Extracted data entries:

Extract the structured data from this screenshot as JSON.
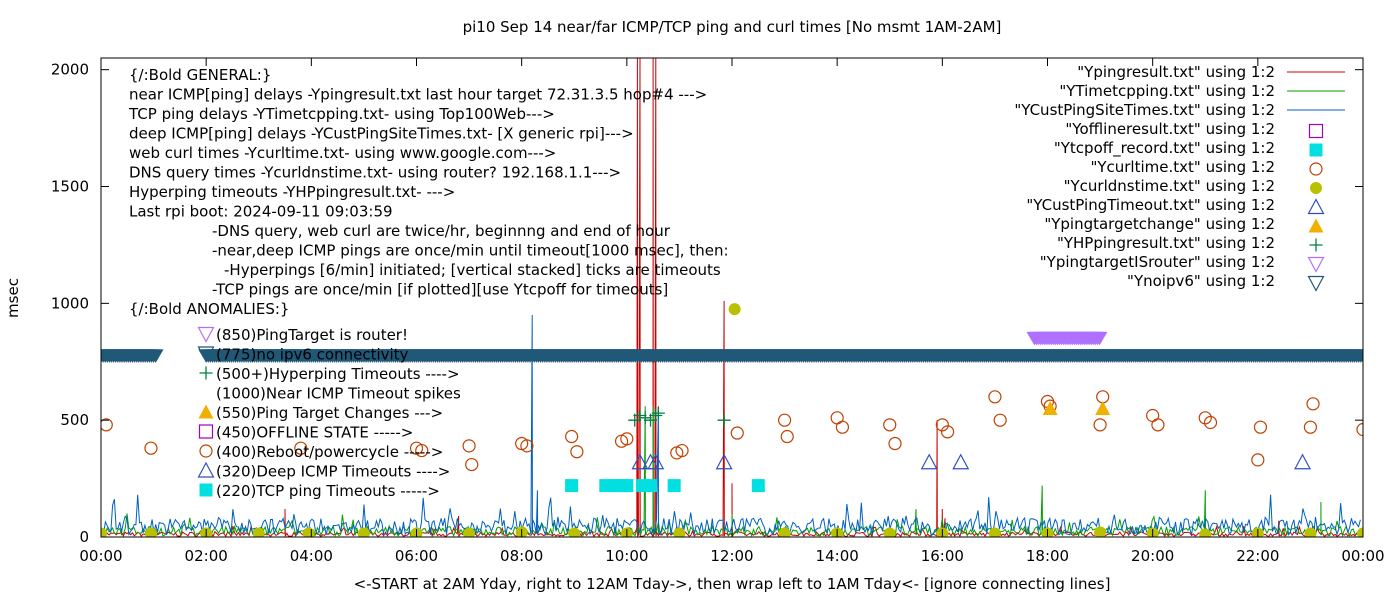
{
  "chart_data": {
    "type": "line",
    "title": "pi10 Sep 14  near/far ICMP/TCP ping and curl times [No msmt 1AM-2AM]",
    "xlabel": "<-START at 2AM Yday, right to 12AM Tday->, then wrap left to 1AM Tday<- [ignore connecting lines]",
    "ylabel": "msec",
    "xlim": [
      0,
      24
    ],
    "ylim": [
      0,
      2050
    ],
    "x_tick_labels": [
      "00:00",
      "02:00",
      "04:00",
      "06:00",
      "08:00",
      "10:00",
      "12:00",
      "14:00",
      "16:00",
      "18:00",
      "20:00",
      "22:00",
      "00:00"
    ],
    "y_ticks": [
      0,
      500,
      1000,
      1500,
      2000
    ],
    "legend_position": "top-right",
    "series": [
      {
        "name": "\"Ypingresult.txt\" using 1:2",
        "style": "line",
        "color": "#cc0000",
        "baseline": 12,
        "spikes": [
          [
            3.5,
            120
          ],
          [
            6.8,
            90
          ],
          [
            10.2,
            2050
          ],
          [
            10.25,
            2050
          ],
          [
            10.5,
            2050
          ],
          [
            10.55,
            2050
          ],
          [
            11.85,
            1010
          ],
          [
            12.0,
            230
          ],
          [
            15.9,
            500
          ],
          [
            16.0,
            120
          ],
          [
            16.05,
            80
          ],
          [
            22.4,
            70
          ]
        ]
      },
      {
        "name": "\"YTimetcpping.txt\" using 1:2",
        "style": "line",
        "color": "#00a000",
        "baseline": 25,
        "spikes": [
          [
            10.35,
            560
          ],
          [
            10.5,
            560
          ],
          [
            12.0,
            100
          ],
          [
            15.5,
            120
          ],
          [
            17.9,
            220
          ],
          [
            21.0,
            200
          ],
          [
            23.2,
            150
          ]
        ]
      },
      {
        "name": "\"YCustPingSiteTimes.txt\" using 1:2",
        "style": "line",
        "color": "#0060c0",
        "baseline": 45,
        "spikes": [
          [
            8.2,
            950
          ],
          [
            10.6,
            560
          ],
          [
            8.3,
            200
          ]
        ]
      },
      {
        "name": "\"Yofflineresult.txt\" using 1:2",
        "style": "open-square",
        "color": "#a000c0",
        "points": []
      },
      {
        "name": "\"Ytcpoff_record.txt\" using 1:2",
        "style": "filled-square",
        "color": "#00e0e0",
        "points": [
          [
            8.95,
            220
          ],
          [
            9.6,
            220
          ],
          [
            9.75,
            220
          ],
          [
            9.9,
            220
          ],
          [
            10.0,
            220
          ],
          [
            10.3,
            220
          ],
          [
            10.45,
            220
          ],
          [
            10.9,
            220
          ],
          [
            12.5,
            220
          ]
        ]
      },
      {
        "name": "\"Ycurltime.txt\" using 1:2",
        "style": "open-circle",
        "color": "#c04000",
        "points": [
          [
            0.1,
            480
          ],
          [
            0.95,
            380
          ],
          [
            3.8,
            380
          ],
          [
            6.0,
            380
          ],
          [
            6.1,
            370
          ],
          [
            7.0,
            390
          ],
          [
            7.05,
            310
          ],
          [
            8.0,
            400
          ],
          [
            8.1,
            390
          ],
          [
            8.95,
            430
          ],
          [
            9.05,
            365
          ],
          [
            9.9,
            410
          ],
          [
            10.0,
            420
          ],
          [
            10.95,
            360
          ],
          [
            11.05,
            370
          ],
          [
            12.1,
            445
          ],
          [
            13.0,
            500
          ],
          [
            13.05,
            430
          ],
          [
            14.0,
            510
          ],
          [
            14.1,
            470
          ],
          [
            15.0,
            480
          ],
          [
            15.1,
            400
          ],
          [
            16.0,
            480
          ],
          [
            16.1,
            450
          ],
          [
            17.0,
            600
          ],
          [
            17.1,
            500
          ],
          [
            18.0,
            580
          ],
          [
            18.05,
            560
          ],
          [
            19.0,
            480
          ],
          [
            19.05,
            600
          ],
          [
            20.0,
            520
          ],
          [
            20.1,
            480
          ],
          [
            21.0,
            510
          ],
          [
            21.1,
            490
          ],
          [
            22.0,
            330
          ],
          [
            22.05,
            470
          ],
          [
            23.0,
            470
          ],
          [
            23.05,
            570
          ],
          [
            24.0,
            460
          ]
        ]
      },
      {
        "name": "\"Ycurldnstime.txt\" using 1:2",
        "style": "filled-circle",
        "color": "#b8c000",
        "points": [
          [
            0,
            15
          ],
          [
            0.95,
            15
          ],
          [
            2.0,
            15
          ],
          [
            3.0,
            15
          ],
          [
            3.95,
            15
          ],
          [
            5.0,
            15
          ],
          [
            6.0,
            15
          ],
          [
            7.0,
            15
          ],
          [
            8.0,
            20
          ],
          [
            9.0,
            15
          ],
          [
            10.0,
            15
          ],
          [
            11.0,
            15
          ],
          [
            12.05,
            975
          ],
          [
            13.0,
            15
          ],
          [
            14.0,
            15
          ],
          [
            15.0,
            15
          ],
          [
            16.0,
            15
          ],
          [
            17.0,
            15
          ],
          [
            18.0,
            15
          ],
          [
            19.0,
            20
          ],
          [
            20.0,
            15
          ],
          [
            21.0,
            10
          ],
          [
            22.0,
            15
          ],
          [
            23.0,
            15
          ],
          [
            24.0,
            15
          ]
        ]
      },
      {
        "name": "\"YCustPingTimeout.txt\" using 1:2",
        "style": "open-triangle-up",
        "color": "#3050c0",
        "points": [
          [
            10.25,
            320
          ],
          [
            10.45,
            320
          ],
          [
            10.55,
            320
          ],
          [
            11.85,
            320
          ],
          [
            15.75,
            320
          ],
          [
            16.35,
            320
          ],
          [
            22.85,
            320
          ]
        ]
      },
      {
        "name": "\"Ypingtargetchange\" using 1:2",
        "style": "filled-triangle-up",
        "color": "#f0b000",
        "points": [
          [
            18.05,
            550
          ],
          [
            19.05,
            550
          ]
        ]
      },
      {
        "name": "\"YHPpingresult.txt\" using 1:2",
        "style": "plus",
        "color": "#008040",
        "points": [
          [
            10.15,
            500
          ],
          [
            10.25,
            520
          ],
          [
            10.35,
            510
          ],
          [
            10.45,
            500
          ],
          [
            10.55,
            520
          ],
          [
            10.6,
            530
          ],
          [
            11.85,
            500
          ]
        ]
      },
      {
        "name": "\"YpingtargetISrouter\" using 1:2",
        "style": "open-triangle-down",
        "color": "#b070ff",
        "range": [
          17.75,
          19.0
        ],
        "value": 850
      },
      {
        "name": "\"Ynoipv6\" using 1:2",
        "style": "open-triangle-down",
        "color": "#205878",
        "ranges": [
          [
            0,
            1.05
          ],
          [
            2.0,
            24
          ]
        ],
        "value": 775
      }
    ]
  },
  "annotations": [
    {
      "text": "{/:Bold GENERAL:}",
      "indent": 0
    },
    {
      "text": "near ICMP[ping] delays -Ypingresult.txt last hour target 72.31.3.5 hop#4 --->",
      "indent": 0
    },
    {
      "text": "TCP ping delays -YTimetcpping.txt- using Top100Web--->",
      "indent": 0
    },
    {
      "text": "deep ICMP[ping] delays -YCustPingSiteTimes.txt- [X generic rpi]--->",
      "indent": 0
    },
    {
      "text": "web curl times -Ycurltime.txt- using www.google.com--->",
      "indent": 0
    },
    {
      "text": "DNS query times -Ycurldnstime.txt- using router? 192.168.1.1--->",
      "indent": 0
    },
    {
      "text": "Hyperping timeouts -YHPpingresult.txt- --->",
      "indent": 0
    },
    {
      "text": "Last rpi boot: 2024-09-11 09:03:59",
      "indent": 0
    },
    {
      "text": "-DNS query, web curl are twice/hr, beginnng and end of hour",
      "indent": 1
    },
    {
      "text": "-near,deep ICMP pings are once/min until timeout[1000 msec], then:",
      "indent": 1
    },
    {
      "text": "-Hyperpings [6/min] initiated; [vertical stacked] ticks are timeouts",
      "indent": 2
    },
    {
      "text": "-TCP pings are once/min [if plotted][use Ytcpoff for timeouts]",
      "indent": 1
    },
    {
      "text": "{/:Bold ANOMALIES:}",
      "indent": 0
    }
  ],
  "anomalies": [
    {
      "text": "(850)PingTarget is router!",
      "marker": "open-triangle-down",
      "color": "#b070ff"
    },
    {
      "text": "(775)no ipv6 connectivity",
      "marker": "open-triangle-down",
      "color": "#205878"
    },
    {
      "text": "(500+)Hyperping Timeouts ---->",
      "marker": "plus",
      "color": "#008040"
    },
    {
      "text": "(1000)Near ICMP Timeout spikes",
      "marker": "none",
      "color": "#cc0000"
    },
    {
      "text": "(550)Ping Target Changes --->",
      "marker": "filled-triangle-up",
      "color": "#f0b000"
    },
    {
      "text": "(450)OFFLINE STATE ----->",
      "marker": "open-square",
      "color": "#a000c0"
    },
    {
      "text": "(400)Reboot/powercycle ----->",
      "marker": "open-circle",
      "color": "#c04000"
    },
    {
      "text": "(320)Deep ICMP Timeouts ---->",
      "marker": "open-triangle-up",
      "color": "#3050c0"
    },
    {
      "text": "(220)TCP ping Timeouts ----->",
      "marker": "filled-square",
      "color": "#00e0e0"
    }
  ]
}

• What is needed: Return each line among the entries that holds the word "style".

• Answer below:
        "style": "line",
        "style": "line",
        "style": "line",
        "style": "open-square",
        "style": "filled-square",
        "style": "open-circle",
        "style": "filled-circle",
        "style": "open-triangle-up",
        "style": "filled-triangle-up",
        "style": "plus",
        "style": "open-triangle-down",
        "style": "open-triangle-down",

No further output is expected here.